--- Provided entries ---

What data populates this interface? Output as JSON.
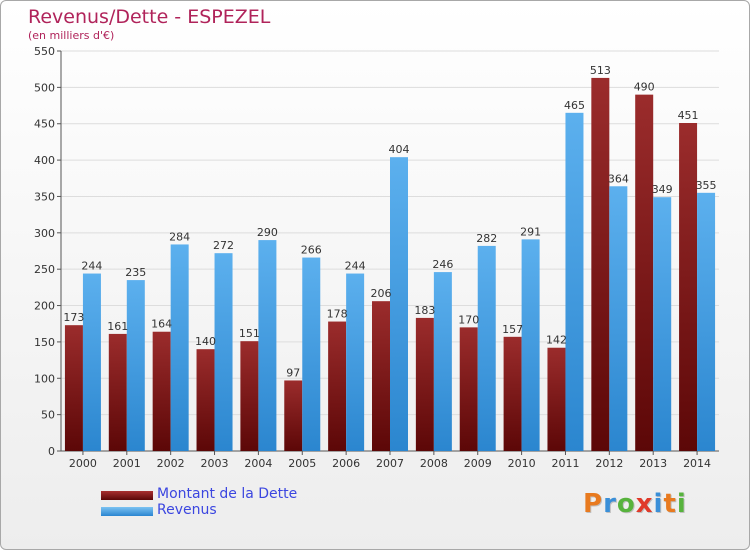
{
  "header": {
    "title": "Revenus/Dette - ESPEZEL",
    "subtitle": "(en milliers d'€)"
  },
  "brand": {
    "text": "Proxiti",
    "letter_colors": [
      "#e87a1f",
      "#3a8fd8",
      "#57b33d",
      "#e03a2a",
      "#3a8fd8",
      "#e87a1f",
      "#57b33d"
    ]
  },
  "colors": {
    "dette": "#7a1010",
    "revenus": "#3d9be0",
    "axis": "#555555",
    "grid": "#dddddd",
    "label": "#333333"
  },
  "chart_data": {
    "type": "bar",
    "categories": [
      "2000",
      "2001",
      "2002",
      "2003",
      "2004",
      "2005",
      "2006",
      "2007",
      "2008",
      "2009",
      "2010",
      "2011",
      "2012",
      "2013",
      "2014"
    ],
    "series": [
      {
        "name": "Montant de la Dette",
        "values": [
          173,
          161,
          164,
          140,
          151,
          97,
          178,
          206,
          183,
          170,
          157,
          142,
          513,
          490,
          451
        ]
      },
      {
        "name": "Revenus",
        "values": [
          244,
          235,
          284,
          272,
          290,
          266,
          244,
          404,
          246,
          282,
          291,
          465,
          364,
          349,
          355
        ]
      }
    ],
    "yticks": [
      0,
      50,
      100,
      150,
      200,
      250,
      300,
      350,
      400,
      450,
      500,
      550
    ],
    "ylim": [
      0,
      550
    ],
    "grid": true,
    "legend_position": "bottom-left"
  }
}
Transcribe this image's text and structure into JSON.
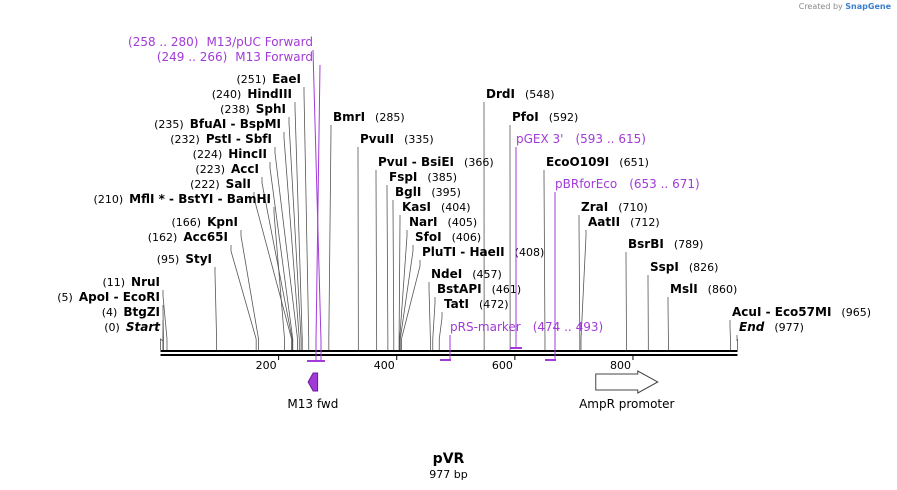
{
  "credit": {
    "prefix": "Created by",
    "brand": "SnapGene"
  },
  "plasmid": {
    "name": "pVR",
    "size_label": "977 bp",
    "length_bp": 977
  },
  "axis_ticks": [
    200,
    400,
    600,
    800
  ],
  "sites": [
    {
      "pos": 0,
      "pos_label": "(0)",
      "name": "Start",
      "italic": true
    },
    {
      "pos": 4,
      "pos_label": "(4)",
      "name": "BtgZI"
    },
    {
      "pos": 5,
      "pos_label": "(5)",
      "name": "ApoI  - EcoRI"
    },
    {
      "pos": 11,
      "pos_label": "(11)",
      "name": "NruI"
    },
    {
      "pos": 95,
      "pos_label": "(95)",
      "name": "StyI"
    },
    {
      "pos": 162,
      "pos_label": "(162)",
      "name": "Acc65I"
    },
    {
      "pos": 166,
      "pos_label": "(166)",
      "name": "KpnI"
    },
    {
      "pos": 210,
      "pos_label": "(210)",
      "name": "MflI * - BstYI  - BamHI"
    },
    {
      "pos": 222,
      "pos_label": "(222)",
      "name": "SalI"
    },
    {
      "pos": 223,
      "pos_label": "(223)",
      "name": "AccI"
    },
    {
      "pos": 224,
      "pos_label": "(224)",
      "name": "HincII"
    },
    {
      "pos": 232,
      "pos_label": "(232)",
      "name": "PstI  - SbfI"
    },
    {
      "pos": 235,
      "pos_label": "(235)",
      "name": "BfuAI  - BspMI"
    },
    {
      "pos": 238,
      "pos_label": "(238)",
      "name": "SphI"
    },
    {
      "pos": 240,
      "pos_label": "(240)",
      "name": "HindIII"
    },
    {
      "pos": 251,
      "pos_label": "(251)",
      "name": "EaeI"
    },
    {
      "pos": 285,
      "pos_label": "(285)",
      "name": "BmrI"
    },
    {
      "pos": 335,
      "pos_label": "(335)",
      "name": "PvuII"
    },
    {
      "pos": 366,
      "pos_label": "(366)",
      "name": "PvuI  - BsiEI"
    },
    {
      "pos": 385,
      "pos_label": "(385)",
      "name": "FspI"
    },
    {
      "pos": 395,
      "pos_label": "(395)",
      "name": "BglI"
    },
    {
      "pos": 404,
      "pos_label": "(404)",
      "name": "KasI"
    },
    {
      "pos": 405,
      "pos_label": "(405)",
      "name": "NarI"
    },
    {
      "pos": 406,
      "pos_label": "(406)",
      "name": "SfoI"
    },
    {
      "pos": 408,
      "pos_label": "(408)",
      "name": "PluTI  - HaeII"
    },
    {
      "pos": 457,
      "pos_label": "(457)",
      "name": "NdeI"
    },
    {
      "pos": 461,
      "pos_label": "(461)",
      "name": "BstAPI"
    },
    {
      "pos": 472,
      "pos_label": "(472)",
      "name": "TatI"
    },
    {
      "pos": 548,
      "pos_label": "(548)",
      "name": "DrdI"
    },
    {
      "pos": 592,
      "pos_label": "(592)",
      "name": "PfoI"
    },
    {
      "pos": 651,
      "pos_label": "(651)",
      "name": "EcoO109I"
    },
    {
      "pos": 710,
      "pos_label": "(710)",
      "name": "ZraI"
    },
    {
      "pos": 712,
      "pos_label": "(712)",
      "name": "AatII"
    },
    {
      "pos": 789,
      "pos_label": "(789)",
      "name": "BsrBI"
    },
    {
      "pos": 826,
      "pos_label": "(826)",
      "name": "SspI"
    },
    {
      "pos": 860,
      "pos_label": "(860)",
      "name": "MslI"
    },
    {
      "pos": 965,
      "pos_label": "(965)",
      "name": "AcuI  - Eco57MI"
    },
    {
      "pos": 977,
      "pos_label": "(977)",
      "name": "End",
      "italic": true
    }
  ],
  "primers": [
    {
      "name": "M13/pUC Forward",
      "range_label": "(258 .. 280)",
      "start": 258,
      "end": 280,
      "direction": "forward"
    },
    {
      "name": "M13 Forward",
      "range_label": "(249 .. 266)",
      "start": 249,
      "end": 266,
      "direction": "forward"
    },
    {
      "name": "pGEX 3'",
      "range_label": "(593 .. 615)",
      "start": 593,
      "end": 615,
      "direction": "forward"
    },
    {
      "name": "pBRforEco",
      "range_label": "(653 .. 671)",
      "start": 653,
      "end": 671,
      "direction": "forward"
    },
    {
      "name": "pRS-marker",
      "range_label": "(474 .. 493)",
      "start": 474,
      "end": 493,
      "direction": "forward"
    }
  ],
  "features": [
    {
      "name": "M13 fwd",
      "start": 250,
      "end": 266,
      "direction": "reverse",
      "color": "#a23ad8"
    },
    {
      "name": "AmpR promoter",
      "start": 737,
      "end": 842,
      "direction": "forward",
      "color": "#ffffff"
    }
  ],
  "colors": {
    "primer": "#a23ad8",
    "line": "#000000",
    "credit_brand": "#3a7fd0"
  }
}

---

Directions for this task:
Transcribe all of the entries word for word, but skip any pictures they contain.

Exercise response:
What data populates this interface? Output as JSON.
{
  "header": {
    "title": "Revenus/Dette - ESPEZEL",
    "subtitle": "(en milliers d'€)"
  },
  "brand": {
    "text": "Proxiti",
    "letter_colors": [
      "#e87a1f",
      "#3a8fd8",
      "#57b33d",
      "#e03a2a",
      "#3a8fd8",
      "#e87a1f",
      "#57b33d"
    ]
  },
  "colors": {
    "dette": "#7a1010",
    "revenus": "#3d9be0",
    "axis": "#555555",
    "grid": "#dddddd",
    "label": "#333333"
  },
  "chart_data": {
    "type": "bar",
    "categories": [
      "2000",
      "2001",
      "2002",
      "2003",
      "2004",
      "2005",
      "2006",
      "2007",
      "2008",
      "2009",
      "2010",
      "2011",
      "2012",
      "2013",
      "2014"
    ],
    "series": [
      {
        "name": "Montant de la Dette",
        "values": [
          173,
          161,
          164,
          140,
          151,
          97,
          178,
          206,
          183,
          170,
          157,
          142,
          513,
          490,
          451
        ]
      },
      {
        "name": "Revenus",
        "values": [
          244,
          235,
          284,
          272,
          290,
          266,
          244,
          404,
          246,
          282,
          291,
          465,
          364,
          349,
          355
        ]
      }
    ],
    "yticks": [
      0,
      50,
      100,
      150,
      200,
      250,
      300,
      350,
      400,
      450,
      500,
      550
    ],
    "ylim": [
      0,
      550
    ],
    "grid": true,
    "legend_position": "bottom-left"
  }
}
Transcribe this image's text and structure into JSON.
{
  "credit": {
    "prefix": "Created by",
    "brand": "SnapGene"
  },
  "plasmid": {
    "name": "pVR",
    "size_label": "977 bp",
    "length_bp": 977
  },
  "axis_ticks": [
    200,
    400,
    600,
    800
  ],
  "sites": [
    {
      "pos": 0,
      "pos_label": "(0)",
      "name": "Start",
      "italic": true
    },
    {
      "pos": 4,
      "pos_label": "(4)",
      "name": "BtgZI"
    },
    {
      "pos": 5,
      "pos_label": "(5)",
      "name": "ApoI  - EcoRI"
    },
    {
      "pos": 11,
      "pos_label": "(11)",
      "name": "NruI"
    },
    {
      "pos": 95,
      "pos_label": "(95)",
      "name": "StyI"
    },
    {
      "pos": 162,
      "pos_label": "(162)",
      "name": "Acc65I"
    },
    {
      "pos": 166,
      "pos_label": "(166)",
      "name": "KpnI"
    },
    {
      "pos": 210,
      "pos_label": "(210)",
      "name": "MflI * - BstYI  - BamHI"
    },
    {
      "pos": 222,
      "pos_label": "(222)",
      "name": "SalI"
    },
    {
      "pos": 223,
      "pos_label": "(223)",
      "name": "AccI"
    },
    {
      "pos": 224,
      "pos_label": "(224)",
      "name": "HincII"
    },
    {
      "pos": 232,
      "pos_label": "(232)",
      "name": "PstI  - SbfI"
    },
    {
      "pos": 235,
      "pos_label": "(235)",
      "name": "BfuAI  - BspMI"
    },
    {
      "pos": 238,
      "pos_label": "(238)",
      "name": "SphI"
    },
    {
      "pos": 240,
      "pos_label": "(240)",
      "name": "HindIII"
    },
    {
      "pos": 251,
      "pos_label": "(251)",
      "name": "EaeI"
    },
    {
      "pos": 285,
      "pos_label": "(285)",
      "name": "BmrI"
    },
    {
      "pos": 335,
      "pos_label": "(335)",
      "name": "PvuII"
    },
    {
      "pos": 366,
      "pos_label": "(366)",
      "name": "PvuI  - BsiEI"
    },
    {
      "pos": 385,
      "pos_label": "(385)",
      "name": "FspI"
    },
    {
      "pos": 395,
      "pos_label": "(395)",
      "name": "BglI"
    },
    {
      "pos": 404,
      "pos_label": "(404)",
      "name": "KasI"
    },
    {
      "pos": 405,
      "pos_label": "(405)",
      "name": "NarI"
    },
    {
      "pos": 406,
      "pos_label": "(406)",
      "name": "SfoI"
    },
    {
      "pos": 408,
      "pos_label": "(408)",
      "name": "PluTI  - HaeII"
    },
    {
      "pos": 457,
      "pos_label": "(457)",
      "name": "NdeI"
    },
    {
      "pos": 461,
      "pos_label": "(461)",
      "name": "BstAPI"
    },
    {
      "pos": 472,
      "pos_label": "(472)",
      "name": "TatI"
    },
    {
      "pos": 548,
      "pos_label": "(548)",
      "name": "DrdI"
    },
    {
      "pos": 592,
      "pos_label": "(592)",
      "name": "PfoI"
    },
    {
      "pos": 651,
      "pos_label": "(651)",
      "name": "EcoO109I"
    },
    {
      "pos": 710,
      "pos_label": "(710)",
      "name": "ZraI"
    },
    {
      "pos": 712,
      "pos_label": "(712)",
      "name": "AatII"
    },
    {
      "pos": 789,
      "pos_label": "(789)",
      "name": "BsrBI"
    },
    {
      "pos": 826,
      "pos_label": "(826)",
      "name": "SspI"
    },
    {
      "pos": 860,
      "pos_label": "(860)",
      "name": "MslI"
    },
    {
      "pos": 965,
      "pos_label": "(965)",
      "name": "AcuI  - Eco57MI"
    },
    {
      "pos": 977,
      "pos_label": "(977)",
      "name": "End",
      "italic": true
    }
  ],
  "primers": [
    {
      "name": "M13/pUC Forward",
      "range_label": "(258 .. 280)",
      "start": 258,
      "end": 280,
      "direction": "forward"
    },
    {
      "name": "M13 Forward",
      "range_label": "(249 .. 266)",
      "start": 249,
      "end": 266,
      "direction": "forward"
    },
    {
      "name": "pGEX 3'",
      "range_label": "(593 .. 615)",
      "start": 593,
      "end": 615,
      "direction": "forward"
    },
    {
      "name": "pBRforEco",
      "range_label": "(653 .. 671)",
      "start": 653,
      "end": 671,
      "direction": "forward"
    },
    {
      "name": "pRS-marker",
      "range_label": "(474 .. 493)",
      "start": 474,
      "end": 493,
      "direction": "forward"
    }
  ],
  "features": [
    {
      "name": "M13 fwd",
      "start": 250,
      "end": 266,
      "direction": "reverse",
      "color": "#a23ad8"
    },
    {
      "name": "AmpR promoter",
      "start": 737,
      "end": 842,
      "direction": "forward",
      "color": "#ffffff"
    }
  ],
  "colors": {
    "primer": "#a23ad8",
    "line": "#000000",
    "credit_brand": "#3a7fd0"
  }
}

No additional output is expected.